=== SUPPLIED TEXT ===
7.2 User’s Indemnification of ThoroughCare. User shall indemnify, defend and hold the ThoroughCare Representatives harmless from and against any claims, losses, expenses (including, without limitation, legal expenses), damages or other liability (collectively, “Claims”) incurred or suffered by any of them with respect to any breach of any of User’s representations, warranties or obligations hereunder or any act or omission by User or any of its authorized users or other personnel that results in a Claim.

7.3. Limitation of Liability. TO THE MAXIMUM EXTENT PERMITTED BY APPLICABLE LAW, IN NO EVENT SHALL ANY THOROUGHCARE PARTIES’ AGGREGATE TOTAL LIABILITY FOR ANY AND ALL CLAIMS ARISING OUT OF THIS AGREEMENT OR RELATING TO THE SERVICES, WHETHER IN CONTRACT, TORT OR UNDER ANY OTHER THEORY OF LIABILITY, EXCEED THE AMOUNTS ACTUALLY RECEIVED BY US WITH RESPECT TO USER’S SUBSCRIPTION FOR THE SERVICES GIVING RISE TO THE APPLICABLE CLAIM DURING THE ONE (1) MONTH PRIOR TO THE DATE ON WHICH SUCH CLAIM OR CAUSE OF ACTION AROSE. THE FOREGOING LIMITATIONS SHALL APPLY EVEN IF USER’S REMEDIES UNDER THIS AGREEMENT FAIL OF THEIR ESSENTIAL PURPOSE. TO THE MAXIMUM EXTENT PERMITTED BY APPLICABLE LAW, IN NO EVENT SHALL THE THOROUGHCARE PARTIES HAVE ANY LIABILITY TO USER OR TO ANY THIRD PARTY FOR ANY INDIRECT, SPECIAL, EXEMPLARY, INCIDENTAL, PUNITIVE, OR CONSEQUENTIAL DAMAGES HOWEVER CAUSED, WHETHER ARISING AS A RESULT OF STATUTE, CONTRACT, TORT (INCLUDING NEGLIGENCE) OR UNDER ANY OTHER THEORY OF LIABILITY, RELATING TO THIS AGREEMENT OR THE SERVICES, WHETHER OR NOT THE THOROUGHCARE PARTIES HAVE BEEN ADVISED OF THE POSSIBILITY OF SUCH DAMAGE.

  1. GENERAL PROVISIONS.
=== LISTED ENTRIES ===
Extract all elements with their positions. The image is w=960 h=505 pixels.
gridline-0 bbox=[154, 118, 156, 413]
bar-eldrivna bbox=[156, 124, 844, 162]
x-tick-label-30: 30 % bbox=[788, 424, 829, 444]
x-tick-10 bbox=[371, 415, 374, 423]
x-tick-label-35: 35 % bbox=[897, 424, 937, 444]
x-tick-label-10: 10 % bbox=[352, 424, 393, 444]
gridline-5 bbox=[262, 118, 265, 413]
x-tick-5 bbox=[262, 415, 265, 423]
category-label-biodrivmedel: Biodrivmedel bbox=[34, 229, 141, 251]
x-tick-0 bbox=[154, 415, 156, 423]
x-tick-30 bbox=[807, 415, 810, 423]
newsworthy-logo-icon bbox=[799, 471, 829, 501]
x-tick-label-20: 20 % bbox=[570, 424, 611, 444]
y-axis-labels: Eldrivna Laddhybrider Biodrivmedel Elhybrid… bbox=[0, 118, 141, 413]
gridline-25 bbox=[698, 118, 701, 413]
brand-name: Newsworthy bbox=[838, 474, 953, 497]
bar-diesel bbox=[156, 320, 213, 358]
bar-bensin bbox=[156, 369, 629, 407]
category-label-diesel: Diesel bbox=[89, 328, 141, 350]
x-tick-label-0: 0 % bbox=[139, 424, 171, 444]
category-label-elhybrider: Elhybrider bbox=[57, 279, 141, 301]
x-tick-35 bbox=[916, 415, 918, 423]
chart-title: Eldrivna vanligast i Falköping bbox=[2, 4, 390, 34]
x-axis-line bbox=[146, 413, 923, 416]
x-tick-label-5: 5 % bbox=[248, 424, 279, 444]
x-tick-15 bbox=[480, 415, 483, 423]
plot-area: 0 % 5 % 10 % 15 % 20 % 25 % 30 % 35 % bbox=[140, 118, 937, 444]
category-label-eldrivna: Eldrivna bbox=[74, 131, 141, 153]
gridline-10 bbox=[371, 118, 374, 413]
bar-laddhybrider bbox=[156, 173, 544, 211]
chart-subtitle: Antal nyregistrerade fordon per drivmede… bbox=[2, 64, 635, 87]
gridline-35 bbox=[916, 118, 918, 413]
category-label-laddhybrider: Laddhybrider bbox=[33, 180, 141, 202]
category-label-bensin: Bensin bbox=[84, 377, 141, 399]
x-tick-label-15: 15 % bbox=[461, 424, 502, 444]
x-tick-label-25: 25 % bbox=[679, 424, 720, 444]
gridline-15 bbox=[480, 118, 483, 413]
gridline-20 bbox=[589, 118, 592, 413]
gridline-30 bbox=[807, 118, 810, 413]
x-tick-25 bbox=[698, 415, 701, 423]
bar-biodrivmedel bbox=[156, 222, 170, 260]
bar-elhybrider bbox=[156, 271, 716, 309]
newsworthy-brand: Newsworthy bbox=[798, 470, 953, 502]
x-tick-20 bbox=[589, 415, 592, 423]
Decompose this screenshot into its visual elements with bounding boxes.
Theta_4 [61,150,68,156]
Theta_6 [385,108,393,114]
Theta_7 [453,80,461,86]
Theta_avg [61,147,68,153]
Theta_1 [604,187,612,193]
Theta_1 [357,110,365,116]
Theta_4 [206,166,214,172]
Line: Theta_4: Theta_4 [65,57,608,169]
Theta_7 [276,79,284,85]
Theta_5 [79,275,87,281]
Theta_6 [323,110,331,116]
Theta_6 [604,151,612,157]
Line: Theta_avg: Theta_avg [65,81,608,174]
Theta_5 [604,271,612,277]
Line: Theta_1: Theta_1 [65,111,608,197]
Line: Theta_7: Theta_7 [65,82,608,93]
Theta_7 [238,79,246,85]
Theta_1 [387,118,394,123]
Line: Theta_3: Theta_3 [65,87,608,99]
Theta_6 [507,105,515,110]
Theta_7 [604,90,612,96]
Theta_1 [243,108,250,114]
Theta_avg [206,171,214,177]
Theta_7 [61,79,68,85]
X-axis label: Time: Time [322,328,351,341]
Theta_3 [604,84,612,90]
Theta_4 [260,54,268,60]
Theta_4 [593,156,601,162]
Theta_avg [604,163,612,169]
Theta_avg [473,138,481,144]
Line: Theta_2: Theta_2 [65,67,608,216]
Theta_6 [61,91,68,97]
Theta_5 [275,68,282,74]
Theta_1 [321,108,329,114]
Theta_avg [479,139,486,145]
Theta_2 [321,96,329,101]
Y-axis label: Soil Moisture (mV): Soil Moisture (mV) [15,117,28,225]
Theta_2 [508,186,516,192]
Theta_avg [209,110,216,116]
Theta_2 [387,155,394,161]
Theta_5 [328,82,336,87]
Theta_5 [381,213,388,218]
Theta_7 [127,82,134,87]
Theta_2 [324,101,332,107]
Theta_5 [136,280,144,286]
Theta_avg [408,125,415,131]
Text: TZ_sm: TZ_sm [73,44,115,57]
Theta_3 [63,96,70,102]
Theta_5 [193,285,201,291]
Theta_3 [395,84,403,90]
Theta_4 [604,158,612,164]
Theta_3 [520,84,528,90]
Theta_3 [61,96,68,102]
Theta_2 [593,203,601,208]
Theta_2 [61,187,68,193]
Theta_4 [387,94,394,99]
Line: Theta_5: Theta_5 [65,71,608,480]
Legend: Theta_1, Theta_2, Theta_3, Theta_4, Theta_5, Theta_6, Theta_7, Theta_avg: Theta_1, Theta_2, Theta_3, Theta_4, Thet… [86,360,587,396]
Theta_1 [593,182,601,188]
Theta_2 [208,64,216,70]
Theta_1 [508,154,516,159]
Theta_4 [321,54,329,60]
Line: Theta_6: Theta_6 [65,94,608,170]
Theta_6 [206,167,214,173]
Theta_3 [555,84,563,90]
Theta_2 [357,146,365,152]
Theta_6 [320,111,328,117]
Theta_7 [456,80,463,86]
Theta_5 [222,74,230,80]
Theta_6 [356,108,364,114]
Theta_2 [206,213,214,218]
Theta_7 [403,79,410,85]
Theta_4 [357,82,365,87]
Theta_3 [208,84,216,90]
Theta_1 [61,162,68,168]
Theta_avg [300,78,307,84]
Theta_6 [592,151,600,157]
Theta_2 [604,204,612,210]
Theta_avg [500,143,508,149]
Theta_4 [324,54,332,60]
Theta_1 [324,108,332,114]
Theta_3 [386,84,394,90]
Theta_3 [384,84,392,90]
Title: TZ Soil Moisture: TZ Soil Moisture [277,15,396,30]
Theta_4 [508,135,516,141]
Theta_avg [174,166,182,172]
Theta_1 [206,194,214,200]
===
▶ **EXERCISE OBJECTIVE**:
Translate this sentence from the ThoroughCare terms into Spanish: "THE FOREGOING LIMITATIONS SHALL APPLY EVEN IF USER’S REMEDIES UNDER THIS AGREEMENT FAIL OF THEIR ESSENTIAL PURPOSE." This data has no connection to the ThoroughCare terms.

▶ **RESPONSE**:
LAS LIMITACIONES ANTERIORES SE APLICARÁN AUN CUANDO LOS RECURSOS DEL USUARIO EN VIRTUD DE ESTE ACUERDO NO CUMPLAN SU PROPÓSITO ESENCIAL.